▶ [Job] Each line below must be set down exactly; omit any image you find.

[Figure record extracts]
.....

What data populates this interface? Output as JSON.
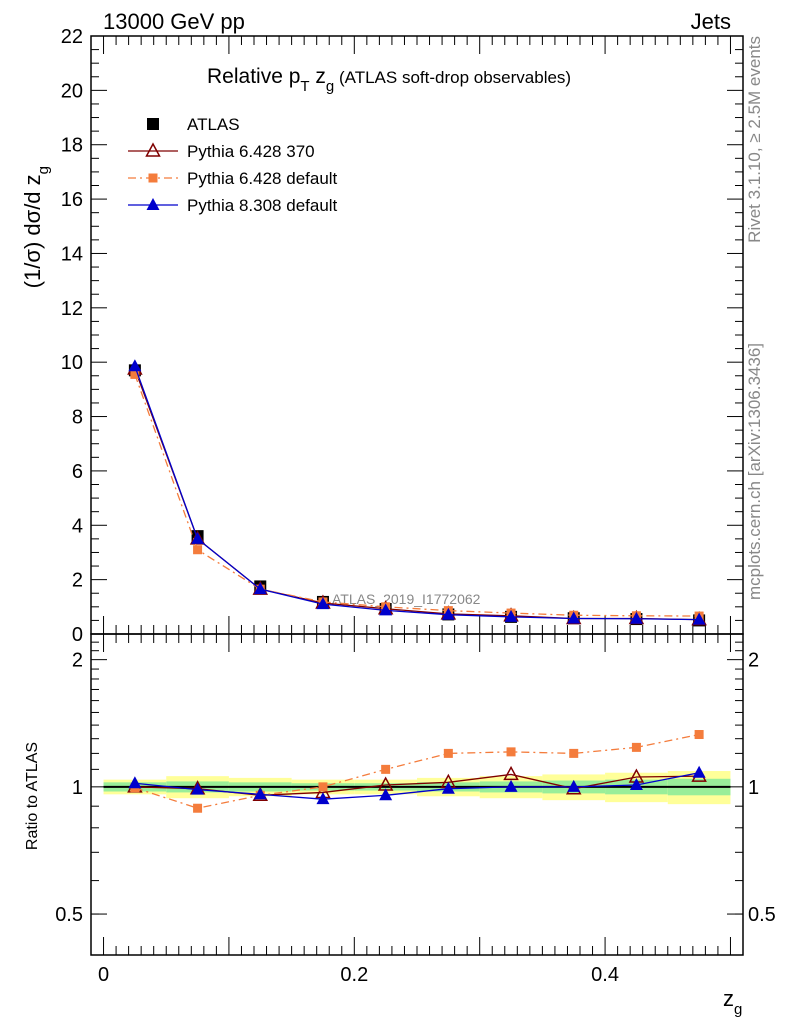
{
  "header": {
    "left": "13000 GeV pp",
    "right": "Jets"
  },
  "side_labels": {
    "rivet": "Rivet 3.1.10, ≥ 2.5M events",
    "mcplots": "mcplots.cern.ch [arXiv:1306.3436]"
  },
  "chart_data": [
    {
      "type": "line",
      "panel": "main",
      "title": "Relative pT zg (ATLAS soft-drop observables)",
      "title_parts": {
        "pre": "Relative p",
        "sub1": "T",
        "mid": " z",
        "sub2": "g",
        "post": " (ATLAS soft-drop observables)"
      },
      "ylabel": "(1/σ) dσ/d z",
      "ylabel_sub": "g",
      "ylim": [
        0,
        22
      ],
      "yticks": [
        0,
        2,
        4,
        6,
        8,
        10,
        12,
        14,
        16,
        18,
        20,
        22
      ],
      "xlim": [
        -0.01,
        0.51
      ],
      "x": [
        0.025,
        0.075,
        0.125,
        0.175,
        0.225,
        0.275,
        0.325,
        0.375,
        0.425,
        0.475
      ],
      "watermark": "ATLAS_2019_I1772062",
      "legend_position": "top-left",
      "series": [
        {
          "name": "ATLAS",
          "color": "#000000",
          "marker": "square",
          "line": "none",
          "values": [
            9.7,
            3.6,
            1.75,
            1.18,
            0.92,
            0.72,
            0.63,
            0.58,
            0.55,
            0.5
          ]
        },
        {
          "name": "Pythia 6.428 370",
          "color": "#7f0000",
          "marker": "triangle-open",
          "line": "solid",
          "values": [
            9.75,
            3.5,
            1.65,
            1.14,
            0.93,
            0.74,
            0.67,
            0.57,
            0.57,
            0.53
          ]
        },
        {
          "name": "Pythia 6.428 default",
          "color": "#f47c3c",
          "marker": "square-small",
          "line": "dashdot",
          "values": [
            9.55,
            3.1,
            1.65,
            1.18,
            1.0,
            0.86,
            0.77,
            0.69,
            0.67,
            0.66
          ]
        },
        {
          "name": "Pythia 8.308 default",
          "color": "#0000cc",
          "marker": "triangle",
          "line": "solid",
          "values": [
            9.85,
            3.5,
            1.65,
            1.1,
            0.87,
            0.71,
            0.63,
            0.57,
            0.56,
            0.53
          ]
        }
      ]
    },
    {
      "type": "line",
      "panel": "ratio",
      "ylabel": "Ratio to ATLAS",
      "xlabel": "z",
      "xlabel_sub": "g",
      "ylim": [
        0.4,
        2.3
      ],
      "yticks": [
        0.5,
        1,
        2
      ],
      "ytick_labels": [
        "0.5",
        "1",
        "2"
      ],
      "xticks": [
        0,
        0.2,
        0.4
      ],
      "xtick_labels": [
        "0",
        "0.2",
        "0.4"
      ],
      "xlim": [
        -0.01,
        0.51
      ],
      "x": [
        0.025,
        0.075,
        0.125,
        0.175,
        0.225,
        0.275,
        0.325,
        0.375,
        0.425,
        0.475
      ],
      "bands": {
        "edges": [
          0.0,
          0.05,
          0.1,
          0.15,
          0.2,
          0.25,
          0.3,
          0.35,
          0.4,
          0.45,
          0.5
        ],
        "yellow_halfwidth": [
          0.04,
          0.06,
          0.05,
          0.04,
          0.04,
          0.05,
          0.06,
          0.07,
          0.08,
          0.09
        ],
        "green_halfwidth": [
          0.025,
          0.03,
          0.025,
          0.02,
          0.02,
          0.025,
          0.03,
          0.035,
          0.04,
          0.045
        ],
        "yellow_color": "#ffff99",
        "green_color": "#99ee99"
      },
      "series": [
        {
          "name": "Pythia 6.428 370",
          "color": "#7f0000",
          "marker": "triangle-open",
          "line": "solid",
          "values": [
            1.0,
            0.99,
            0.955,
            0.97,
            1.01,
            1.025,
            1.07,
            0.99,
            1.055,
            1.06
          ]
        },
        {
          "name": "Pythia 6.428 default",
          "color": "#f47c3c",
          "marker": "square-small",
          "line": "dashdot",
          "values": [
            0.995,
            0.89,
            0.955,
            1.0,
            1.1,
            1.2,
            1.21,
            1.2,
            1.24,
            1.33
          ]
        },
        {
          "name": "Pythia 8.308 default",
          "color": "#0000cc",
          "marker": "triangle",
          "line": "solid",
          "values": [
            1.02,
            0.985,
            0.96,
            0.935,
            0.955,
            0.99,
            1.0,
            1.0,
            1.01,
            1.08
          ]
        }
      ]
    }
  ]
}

.....

▶ [Answer for the task]
What data populates this interface? Output as JSON.
{
  "header": {
    "left": "13000 GeV pp",
    "right": "Jets"
  },
  "side_labels": {
    "rivet": "Rivet 3.1.10, ≥ 2.5M events",
    "mcplots": "mcplots.cern.ch [arXiv:1306.3436]"
  },
  "chart_data": [
    {
      "type": "line",
      "panel": "main",
      "title": "Relative pT zg (ATLAS soft-drop observables)",
      "title_parts": {
        "pre": "Relative p",
        "sub1": "T",
        "mid": " z",
        "sub2": "g",
        "post": " (ATLAS soft-drop observables)"
      },
      "ylabel": "(1/σ) dσ/d z",
      "ylabel_sub": "g",
      "ylim": [
        0,
        22
      ],
      "yticks": [
        0,
        2,
        4,
        6,
        8,
        10,
        12,
        14,
        16,
        18,
        20,
        22
      ],
      "xlim": [
        -0.01,
        0.51
      ],
      "x": [
        0.025,
        0.075,
        0.125,
        0.175,
        0.225,
        0.275,
        0.325,
        0.375,
        0.425,
        0.475
      ],
      "watermark": "ATLAS_2019_I1772062",
      "legend_position": "top-left",
      "series": [
        {
          "name": "ATLAS",
          "color": "#000000",
          "marker": "square",
          "line": "none",
          "values": [
            9.7,
            3.6,
            1.75,
            1.18,
            0.92,
            0.72,
            0.63,
            0.58,
            0.55,
            0.5
          ]
        },
        {
          "name": "Pythia 6.428 370",
          "color": "#7f0000",
          "marker": "triangle-open",
          "line": "solid",
          "values": [
            9.75,
            3.5,
            1.65,
            1.14,
            0.93,
            0.74,
            0.67,
            0.57,
            0.57,
            0.53
          ]
        },
        {
          "name": "Pythia 6.428 default",
          "color": "#f47c3c",
          "marker": "square-small",
          "line": "dashdot",
          "values": [
            9.55,
            3.1,
            1.65,
            1.18,
            1.0,
            0.86,
            0.77,
            0.69,
            0.67,
            0.66
          ]
        },
        {
          "name": "Pythia 8.308 default",
          "color": "#0000cc",
          "marker": "triangle",
          "line": "solid",
          "values": [
            9.85,
            3.5,
            1.65,
            1.1,
            0.87,
            0.71,
            0.63,
            0.57,
            0.56,
            0.53
          ]
        }
      ]
    },
    {
      "type": "line",
      "panel": "ratio",
      "ylabel": "Ratio to ATLAS",
      "xlabel": "z",
      "xlabel_sub": "g",
      "ylim": [
        0.4,
        2.3
      ],
      "yticks": [
        0.5,
        1,
        2
      ],
      "ytick_labels": [
        "0.5",
        "1",
        "2"
      ],
      "xticks": [
        0,
        0.2,
        0.4
      ],
      "xtick_labels": [
        "0",
        "0.2",
        "0.4"
      ],
      "xlim": [
        -0.01,
        0.51
      ],
      "x": [
        0.025,
        0.075,
        0.125,
        0.175,
        0.225,
        0.275,
        0.325,
        0.375,
        0.425,
        0.475
      ],
      "bands": {
        "edges": [
          0.0,
          0.05,
          0.1,
          0.15,
          0.2,
          0.25,
          0.3,
          0.35,
          0.4,
          0.45,
          0.5
        ],
        "yellow_halfwidth": [
          0.04,
          0.06,
          0.05,
          0.04,
          0.04,
          0.05,
          0.06,
          0.07,
          0.08,
          0.09
        ],
        "green_halfwidth": [
          0.025,
          0.03,
          0.025,
          0.02,
          0.02,
          0.025,
          0.03,
          0.035,
          0.04,
          0.045
        ],
        "yellow_color": "#ffff99",
        "green_color": "#99ee99"
      },
      "series": [
        {
          "name": "Pythia 6.428 370",
          "color": "#7f0000",
          "marker": "triangle-open",
          "line": "solid",
          "values": [
            1.0,
            0.99,
            0.955,
            0.97,
            1.01,
            1.025,
            1.07,
            0.99,
            1.055,
            1.06
          ]
        },
        {
          "name": "Pythia 6.428 default",
          "color": "#f47c3c",
          "marker": "square-small",
          "line": "dashdot",
          "values": [
            0.995,
            0.89,
            0.955,
            1.0,
            1.1,
            1.2,
            1.21,
            1.2,
            1.24,
            1.33
          ]
        },
        {
          "name": "Pythia 8.308 default",
          "color": "#0000cc",
          "marker": "triangle",
          "line": "solid",
          "values": [
            1.02,
            0.985,
            0.96,
            0.935,
            0.955,
            0.99,
            1.0,
            1.0,
            1.01,
            1.08
          ]
        }
      ]
    }
  ]
}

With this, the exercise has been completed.